• **Exercise objective**
Some lines in the records below may hold the word "Distance"; give the number of those lines and nothing else.

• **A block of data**
____________

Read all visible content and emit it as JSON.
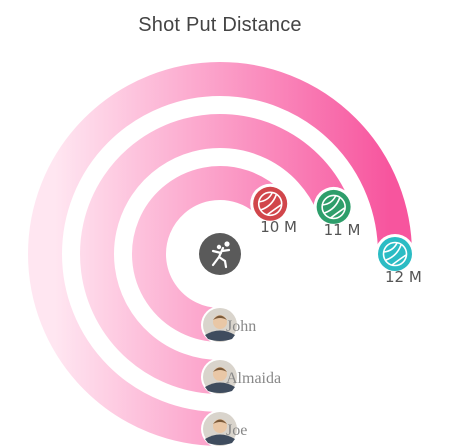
{
  "title": "Shot Put Distance",
  "colors": {
    "gradient_start": "#ffe6f1",
    "gradient_end": "#f7559e",
    "center_icon_bg": "#5a5a5a",
    "label_text": "#555555",
    "name_text": "#888888"
  },
  "center_icon": "shot-put-athlete-icon",
  "chart_data": {
    "type": "radial-bar",
    "title": "Shot Put Distance",
    "max": 12,
    "unit": "M",
    "categories": [
      "Joe",
      "Almaida",
      "John"
    ],
    "values": [
      12,
      11,
      10
    ],
    "end_labels": [
      "12 M",
      "11 M",
      "10 M"
    ],
    "point_icons": [
      "volleyball-icon",
      "volleyball-icon",
      "volleyball-icon"
    ],
    "point_colors": [
      "#2bbcc4",
      "#2e9e6b",
      "#d1464b"
    ],
    "avatar_icons": [
      "person-avatar-icon",
      "person-avatar-icon",
      "person-avatar-icon"
    ]
  }
}
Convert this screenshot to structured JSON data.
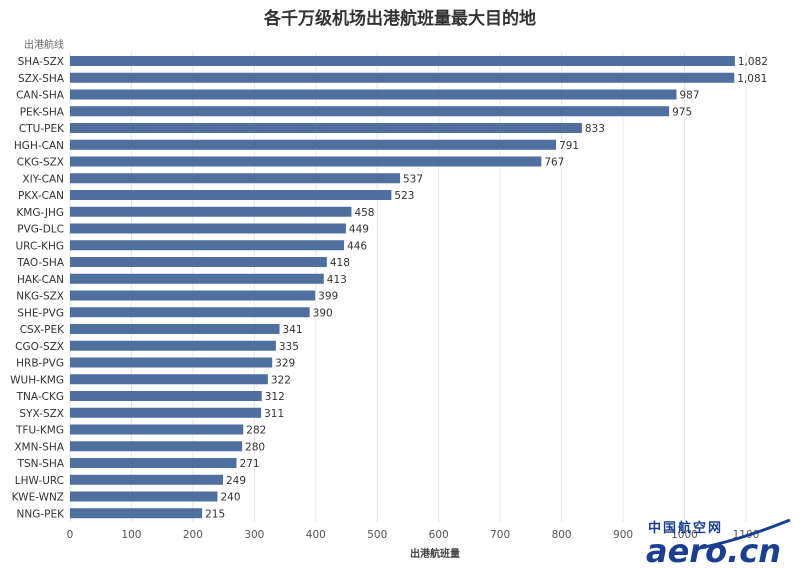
{
  "chart_data": {
    "type": "bar",
    "orientation": "horizontal",
    "title": "各千万级机场出港航班量最大目的地",
    "ylabel": "出港航线",
    "xlabel": "出港航班量",
    "xlim": [
      0,
      1100
    ],
    "x_ticks": [
      "0",
      "100",
      "200",
      "300",
      "400",
      "500",
      "600",
      "700",
      "800",
      "900",
      "1000",
      "1100"
    ],
    "grid": true,
    "bar_color": "#4f6f9f",
    "categories": [
      "SHA-SZX",
      "SZX-SHA",
      "CAN-SHA",
      "PEK-SHA",
      "CTU-PEK",
      "HGH-CAN",
      "CKG-SZX",
      "XIY-CAN",
      "PKX-CAN",
      "KMG-JHG",
      "PVG-DLC",
      "URC-KHG",
      "TAO-SHA",
      "HAK-CAN",
      "NKG-SZX",
      "SHE-PVG",
      "CSX-PEK",
      "CGO-SZX",
      "HRB-PVG",
      "WUH-KMG",
      "TNA-CKG",
      "SYX-SZX",
      "TFU-KMG",
      "XMN-SHA",
      "TSN-SHA",
      "LHW-URC",
      "KWE-WNZ",
      "NNG-PEK"
    ],
    "values": [
      1082,
      1081,
      987,
      975,
      833,
      791,
      767,
      537,
      523,
      458,
      449,
      446,
      418,
      413,
      399,
      390,
      341,
      335,
      329,
      322,
      312,
      311,
      282,
      280,
      271,
      249,
      240,
      215
    ],
    "value_labels": [
      "1,082",
      "1,081",
      "987",
      "975",
      "833",
      "791",
      "767",
      "537",
      "523",
      "458",
      "449",
      "446",
      "418",
      "413",
      "399",
      "390",
      "341",
      "335",
      "329",
      "322",
      "312",
      "311",
      "282",
      "280",
      "271",
      "249",
      "240",
      "215"
    ]
  },
  "watermark": {
    "cn": "中国航空网",
    "en": "aero.cn",
    "color": "#1a3f8f"
  }
}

____________

• **Solution for this task**
2